Chart and figure data

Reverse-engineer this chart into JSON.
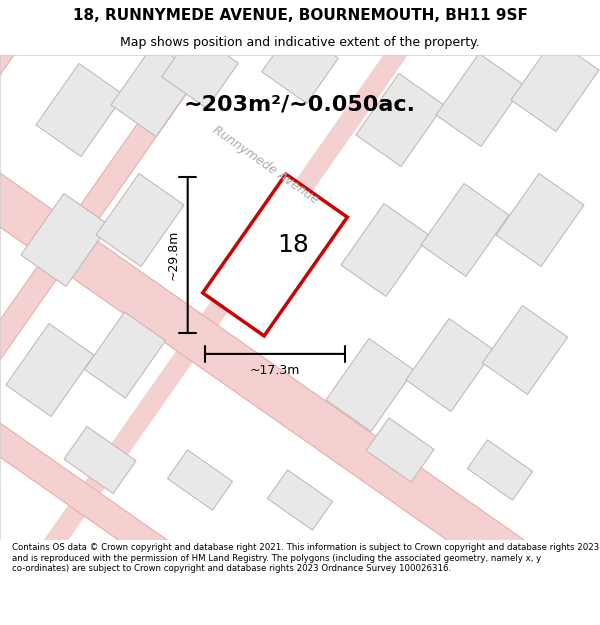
{
  "title_line1": "18, RUNNYMEDE AVENUE, BOURNEMOUTH, BH11 9SF",
  "title_line2": "Map shows position and indicative extent of the property.",
  "area_label": "~203m²/~0.050ac.",
  "number_label": "18",
  "dim_width": "~17.3m",
  "dim_height": "~29.8m",
  "street_label": "Runnymede Avenue",
  "footer_text": "Contains OS data © Crown copyright and database right 2021. This information is subject to Crown copyright and database rights 2023 and is reproduced with the permission of HM Land Registry. The polygons (including the associated geometry, namely x, y co-ordinates) are subject to Crown copyright and database rights 2023 Ordnance Survey 100026316.",
  "bg_color": "#f5f0f0",
  "map_bg": "#ffffff",
  "plot_color": "#cc0000",
  "building_fill": "#e8e8e8",
  "building_stroke": "#e0c8c8",
  "road_color": "#f5d0d0",
  "title_bg": "#ffffff",
  "footer_bg": "#ffffff"
}
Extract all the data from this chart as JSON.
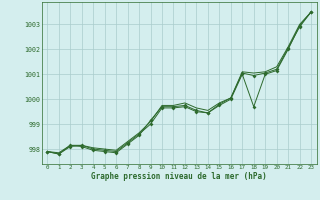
{
  "xlabel": "Graphe pression niveau de la mer (hPa)",
  "x": [
    0,
    1,
    2,
    3,
    4,
    5,
    6,
    7,
    8,
    9,
    10,
    11,
    12,
    13,
    14,
    15,
    16,
    17,
    18,
    19,
    20,
    21,
    22,
    23
  ],
  "line_smooth": [
    997.9,
    997.85,
    998.15,
    998.15,
    998.05,
    998.0,
    997.95,
    998.3,
    998.65,
    999.1,
    999.75,
    999.75,
    999.85,
    999.65,
    999.55,
    999.85,
    1000.05,
    1001.1,
    1001.05,
    1001.1,
    1001.3,
    1002.1,
    1003.0,
    1003.5
  ],
  "line_marker1": [
    997.9,
    997.8,
    998.1,
    998.15,
    998.0,
    997.95,
    997.9,
    998.25,
    998.6,
    999.0,
    999.65,
    999.65,
    999.7,
    999.5,
    999.45,
    999.75,
    1000.0,
    1001.0,
    999.7,
    1001.0,
    1001.15,
    1002.0,
    1002.95,
    1003.5
  ],
  "line_marker2": [
    997.9,
    997.8,
    998.15,
    998.1,
    997.95,
    997.9,
    997.85,
    998.2,
    998.55,
    999.15,
    999.7,
    999.7,
    999.75,
    999.55,
    999.45,
    999.8,
    1000.05,
    1001.05,
    1000.95,
    1001.05,
    1001.2,
    1002.05,
    1002.9,
    1003.5
  ],
  "line_color": "#2d6a2d",
  "bg_color": "#d4eeee",
  "grid_color": "#aacccc",
  "text_color": "#2d6a2d",
  "ylim": [
    997.4,
    1003.9
  ],
  "yticks": [
    998,
    999,
    1000,
    1001,
    1002,
    1003
  ],
  "xticks": [
    0,
    1,
    2,
    3,
    4,
    5,
    6,
    7,
    8,
    9,
    10,
    11,
    12,
    13,
    14,
    15,
    16,
    17,
    18,
    19,
    20,
    21,
    22,
    23
  ]
}
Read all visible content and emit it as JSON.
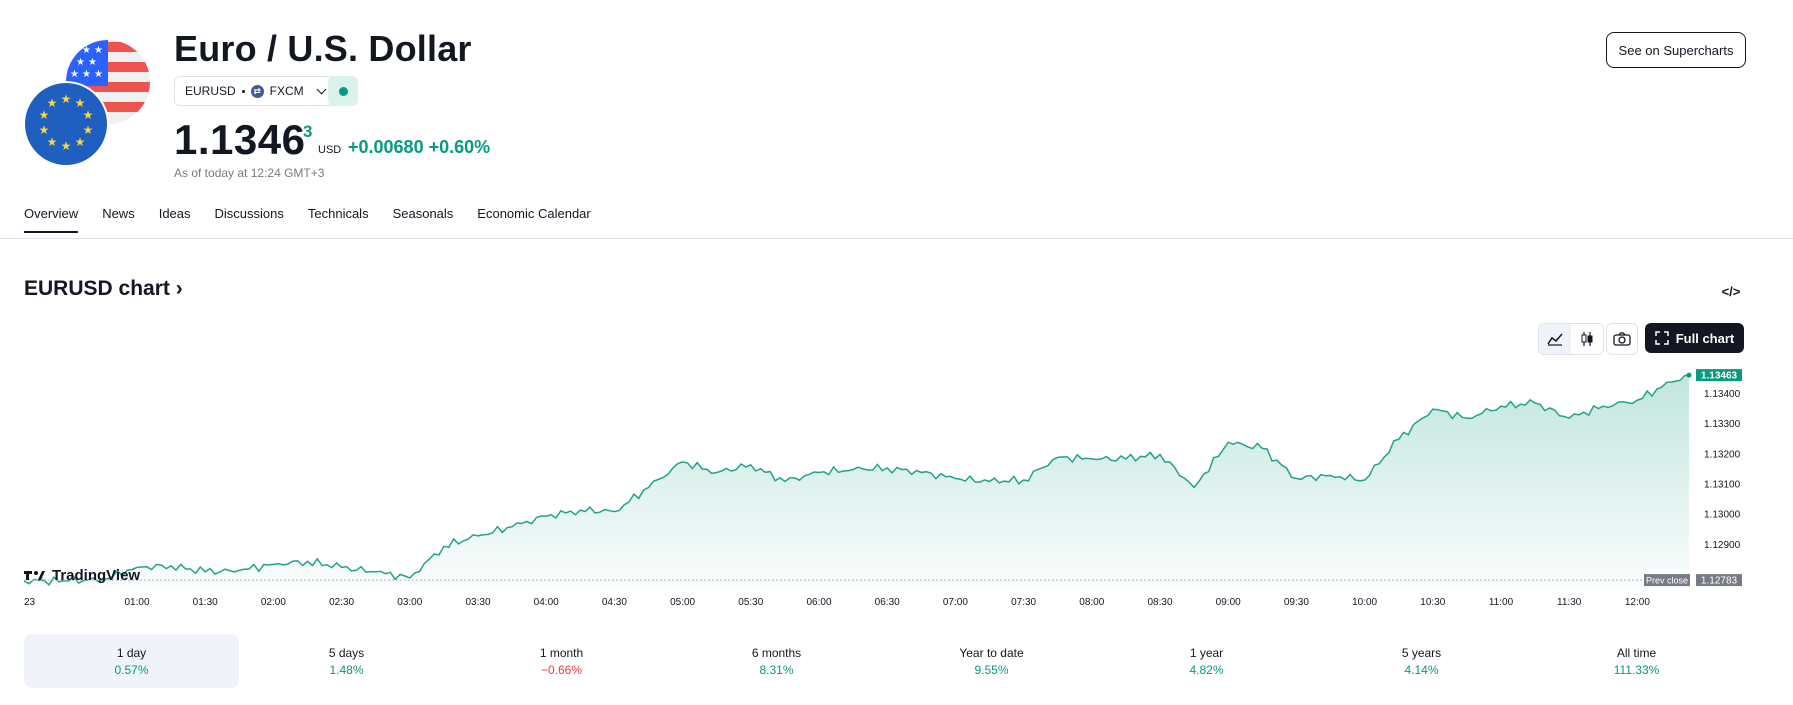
{
  "header": {
    "title": "Euro / U.S. Dollar",
    "symbol": "EURUSD",
    "exchange": "FXCM",
    "price_main": "1.1346",
    "price_superscript": "3",
    "currency": "USD",
    "change": "+0.00680 +0.60%",
    "as_of": "As of today at 12:24 GMT+3",
    "supercharts_button": "See on Supercharts",
    "status": "market open"
  },
  "tabs": [
    "Overview",
    "News",
    "Ideas",
    "Discussions",
    "Technicals",
    "Seasonals",
    "Economic Calendar"
  ],
  "active_tab": "Overview",
  "chart_section": {
    "title": "EURUSD chart ›",
    "full_chart_label": "Full chart",
    "watermark": "TradingView"
  },
  "colors": {
    "line": "#22a38a",
    "positive": "#089981",
    "negative": "#f23645",
    "text": "#131722",
    "prev_close_tag": "#787b86"
  },
  "icons": [
    "us-flag-icon",
    "eu-flag-icon",
    "fxcm-logo-icon",
    "chevron-down-icon",
    "embed-code-icon",
    "area-chart-icon",
    "candles-icon",
    "camera-icon",
    "fullscreen-icon",
    "tradingview-logo-icon"
  ],
  "chart_data": {
    "type": "area",
    "x_tick_labels": [
      "23",
      "01:00",
      "01:30",
      "02:00",
      "02:30",
      "03:00",
      "03:30",
      "04:00",
      "04:30",
      "05:00",
      "05:30",
      "06:00",
      "06:30",
      "07:00",
      "07:30",
      "08:00",
      "08:30",
      "09:00",
      "09:30",
      "10:00",
      "10:30",
      "11:00",
      "11:30",
      "12:00"
    ],
    "y_tick_labels": [
      "1.13400",
      "1.13300",
      "1.13200",
      "1.13100",
      "1.13000",
      "1.12900"
    ],
    "ylim": [
      1.1276,
      1.1347
    ],
    "last_price_label": "1.13463",
    "last_price": 1.13463,
    "prev_close_label": "Prev close",
    "prev_close_value": "1.12783",
    "prev_close": 1.12783,
    "series": [
      {
        "x": [
          "00:30",
          "00:45",
          "01:00",
          "01:15",
          "01:30",
          "01:45",
          "02:00",
          "02:15",
          "02:30",
          "02:45",
          "03:00",
          "03:15",
          "03:30",
          "03:45",
          "04:00",
          "04:15",
          "04:30",
          "04:45",
          "05:00",
          "05:15",
          "05:30",
          "05:45",
          "06:00",
          "06:15",
          "06:30",
          "06:45",
          "07:00",
          "07:15",
          "07:30",
          "07:45",
          "08:00",
          "08:15",
          "08:30",
          "08:45",
          "09:00",
          "09:15",
          "09:30",
          "09:45",
          "10:00",
          "10:15",
          "10:30",
          "10:45",
          "11:00",
          "11:15",
          "11:30",
          "11:45",
          "12:00",
          "12:15",
          "12:24"
        ],
        "values": [
          1.1278,
          1.12785,
          1.12825,
          1.1283,
          1.1281,
          1.12815,
          1.12835,
          1.12845,
          1.12825,
          1.1281,
          1.1279,
          1.12895,
          1.1293,
          1.1296,
          1.12995,
          1.13015,
          1.1301,
          1.1309,
          1.13175,
          1.1314,
          1.13165,
          1.1311,
          1.1314,
          1.1315,
          1.13155,
          1.1314,
          1.1312,
          1.1311,
          1.13115,
          1.1319,
          1.13185,
          1.13185,
          1.132,
          1.1309,
          1.1324,
          1.1322,
          1.1312,
          1.1313,
          1.13115,
          1.1325,
          1.1335,
          1.1332,
          1.1336,
          1.1337,
          1.1332,
          1.1336,
          1.1338,
          1.1344,
          1.13463
        ]
      }
    ]
  },
  "periods": [
    {
      "label": "1 day",
      "value": "0.57%",
      "sign": "pos"
    },
    {
      "label": "5 days",
      "value": "1.48%",
      "sign": "pos"
    },
    {
      "label": "1 month",
      "value": "−0.66%",
      "sign": "neg"
    },
    {
      "label": "6 months",
      "value": "8.31%",
      "sign": "pos"
    },
    {
      "label": "Year to date",
      "value": "9.55%",
      "sign": "pos"
    },
    {
      "label": "1 year",
      "value": "4.82%",
      "sign": "pos"
    },
    {
      "label": "5 years",
      "value": "4.14%",
      "sign": "pos"
    },
    {
      "label": "All time",
      "value": "111.33%",
      "sign": "pos"
    }
  ],
  "active_period": "1 day"
}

Directive -
Each line above that includes "logo" should be shown.

Output of the task -
    "fxcm-logo-icon",
    "tradingview-logo-icon"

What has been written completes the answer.